▶ _Objective_:
Give every line back verbatim, dropping all images.

+ + +

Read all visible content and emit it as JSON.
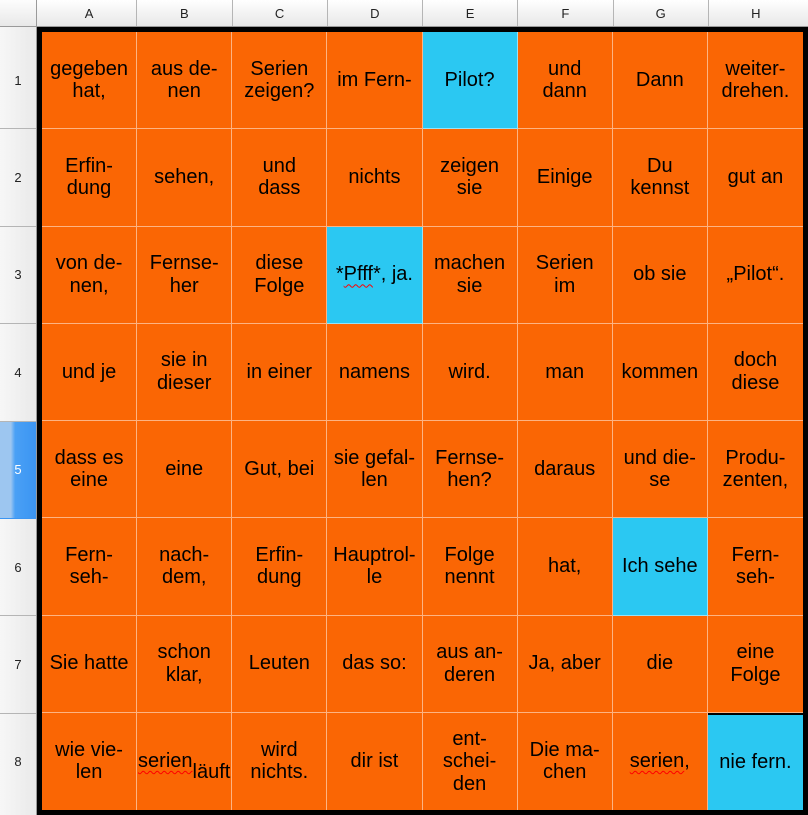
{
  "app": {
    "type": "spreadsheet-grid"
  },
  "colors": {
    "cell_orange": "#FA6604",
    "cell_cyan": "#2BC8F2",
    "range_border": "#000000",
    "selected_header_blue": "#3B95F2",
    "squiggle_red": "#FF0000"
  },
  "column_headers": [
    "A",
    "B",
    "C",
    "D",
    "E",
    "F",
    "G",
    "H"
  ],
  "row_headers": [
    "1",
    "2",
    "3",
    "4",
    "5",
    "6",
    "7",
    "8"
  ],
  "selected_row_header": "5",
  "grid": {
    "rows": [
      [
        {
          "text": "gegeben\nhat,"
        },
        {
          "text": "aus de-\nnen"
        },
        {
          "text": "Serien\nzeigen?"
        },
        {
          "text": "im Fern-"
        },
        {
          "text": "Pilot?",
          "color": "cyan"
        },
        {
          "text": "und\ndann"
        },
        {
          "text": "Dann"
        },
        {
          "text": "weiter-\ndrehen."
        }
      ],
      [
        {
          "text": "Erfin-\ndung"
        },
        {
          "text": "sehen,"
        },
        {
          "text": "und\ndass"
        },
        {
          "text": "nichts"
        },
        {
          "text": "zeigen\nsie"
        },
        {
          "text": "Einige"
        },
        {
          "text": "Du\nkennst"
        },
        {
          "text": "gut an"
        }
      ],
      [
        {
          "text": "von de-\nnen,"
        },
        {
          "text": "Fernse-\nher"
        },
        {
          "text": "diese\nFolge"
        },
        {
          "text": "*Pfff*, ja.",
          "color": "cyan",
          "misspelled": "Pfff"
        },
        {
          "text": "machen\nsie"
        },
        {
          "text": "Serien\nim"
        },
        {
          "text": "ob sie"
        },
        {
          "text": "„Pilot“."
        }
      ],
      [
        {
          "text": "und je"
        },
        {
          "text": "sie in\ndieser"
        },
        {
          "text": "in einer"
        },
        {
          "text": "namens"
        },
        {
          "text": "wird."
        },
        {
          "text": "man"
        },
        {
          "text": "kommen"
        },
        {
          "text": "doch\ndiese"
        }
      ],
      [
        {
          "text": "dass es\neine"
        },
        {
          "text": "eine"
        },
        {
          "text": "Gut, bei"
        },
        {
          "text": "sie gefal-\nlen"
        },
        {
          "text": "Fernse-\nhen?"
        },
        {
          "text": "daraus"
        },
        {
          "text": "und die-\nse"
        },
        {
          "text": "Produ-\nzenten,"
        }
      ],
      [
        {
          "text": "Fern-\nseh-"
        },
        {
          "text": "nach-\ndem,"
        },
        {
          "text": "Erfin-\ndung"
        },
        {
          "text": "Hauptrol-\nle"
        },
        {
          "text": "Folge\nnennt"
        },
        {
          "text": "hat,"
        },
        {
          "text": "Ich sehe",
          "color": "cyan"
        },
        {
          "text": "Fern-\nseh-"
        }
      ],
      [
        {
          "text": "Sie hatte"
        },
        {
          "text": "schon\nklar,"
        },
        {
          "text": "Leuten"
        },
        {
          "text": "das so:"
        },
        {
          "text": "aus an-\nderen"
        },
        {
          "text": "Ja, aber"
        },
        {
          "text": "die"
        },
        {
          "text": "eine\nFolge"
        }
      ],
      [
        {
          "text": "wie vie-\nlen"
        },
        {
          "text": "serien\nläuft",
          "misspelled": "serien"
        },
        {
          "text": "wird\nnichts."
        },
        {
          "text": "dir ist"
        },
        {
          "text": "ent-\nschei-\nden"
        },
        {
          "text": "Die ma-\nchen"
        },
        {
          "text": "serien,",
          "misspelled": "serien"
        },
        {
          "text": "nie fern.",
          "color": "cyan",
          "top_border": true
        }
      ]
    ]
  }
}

+ + +

▶ _Problem solution_:
Read all visible content and emit it as JSON.
{
  "app": {
    "type": "spreadsheet-grid"
  },
  "colors": {
    "cell_orange": "#FA6604",
    "cell_cyan": "#2BC8F2",
    "range_border": "#000000",
    "selected_header_blue": "#3B95F2",
    "squiggle_red": "#FF0000"
  },
  "column_headers": [
    "A",
    "B",
    "C",
    "D",
    "E",
    "F",
    "G",
    "H"
  ],
  "row_headers": [
    "1",
    "2",
    "3",
    "4",
    "5",
    "6",
    "7",
    "8"
  ],
  "selected_row_header": "5",
  "grid": {
    "rows": [
      [
        {
          "text": "gegeben\nhat,"
        },
        {
          "text": "aus de-\nnen"
        },
        {
          "text": "Serien\nzeigen?"
        },
        {
          "text": "im Fern-"
        },
        {
          "text": "Pilot?",
          "color": "cyan"
        },
        {
          "text": "und\ndann"
        },
        {
          "text": "Dann"
        },
        {
          "text": "weiter-\ndrehen."
        }
      ],
      [
        {
          "text": "Erfin-\ndung"
        },
        {
          "text": "sehen,"
        },
        {
          "text": "und\ndass"
        },
        {
          "text": "nichts"
        },
        {
          "text": "zeigen\nsie"
        },
        {
          "text": "Einige"
        },
        {
          "text": "Du\nkennst"
        },
        {
          "text": "gut an"
        }
      ],
      [
        {
          "text": "von de-\nnen,"
        },
        {
          "text": "Fernse-\nher"
        },
        {
          "text": "diese\nFolge"
        },
        {
          "text": "*Pfff*, ja.",
          "color": "cyan",
          "misspelled": "Pfff"
        },
        {
          "text": "machen\nsie"
        },
        {
          "text": "Serien\nim"
        },
        {
          "text": "ob sie"
        },
        {
          "text": "„Pilot“."
        }
      ],
      [
        {
          "text": "und je"
        },
        {
          "text": "sie in\ndieser"
        },
        {
          "text": "in einer"
        },
        {
          "text": "namens"
        },
        {
          "text": "wird."
        },
        {
          "text": "man"
        },
        {
          "text": "kommen"
        },
        {
          "text": "doch\ndiese"
        }
      ],
      [
        {
          "text": "dass es\neine"
        },
        {
          "text": "eine"
        },
        {
          "text": "Gut, bei"
        },
        {
          "text": "sie gefal-\nlen"
        },
        {
          "text": "Fernse-\nhen?"
        },
        {
          "text": "daraus"
        },
        {
          "text": "und die-\nse"
        },
        {
          "text": "Produ-\nzenten,"
        }
      ],
      [
        {
          "text": "Fern-\nseh-"
        },
        {
          "text": "nach-\ndem,"
        },
        {
          "text": "Erfin-\ndung"
        },
        {
          "text": "Hauptrol-\nle"
        },
        {
          "text": "Folge\nnennt"
        },
        {
          "text": "hat,"
        },
        {
          "text": "Ich sehe",
          "color": "cyan"
        },
        {
          "text": "Fern-\nseh-"
        }
      ],
      [
        {
          "text": "Sie hatte"
        },
        {
          "text": "schon\nklar,"
        },
        {
          "text": "Leuten"
        },
        {
          "text": "das so:"
        },
        {
          "text": "aus an-\nderen"
        },
        {
          "text": "Ja, aber"
        },
        {
          "text": "die"
        },
        {
          "text": "eine\nFolge"
        }
      ],
      [
        {
          "text": "wie vie-\nlen"
        },
        {
          "text": "serien\nläuft",
          "misspelled": "serien"
        },
        {
          "text": "wird\nnichts."
        },
        {
          "text": "dir ist"
        },
        {
          "text": "ent-\nschei-\nden"
        },
        {
          "text": "Die ma-\nchen"
        },
        {
          "text": "serien,",
          "misspelled": "serien"
        },
        {
          "text": "nie fern.",
          "color": "cyan",
          "top_border": true
        }
      ]
    ]
  }
}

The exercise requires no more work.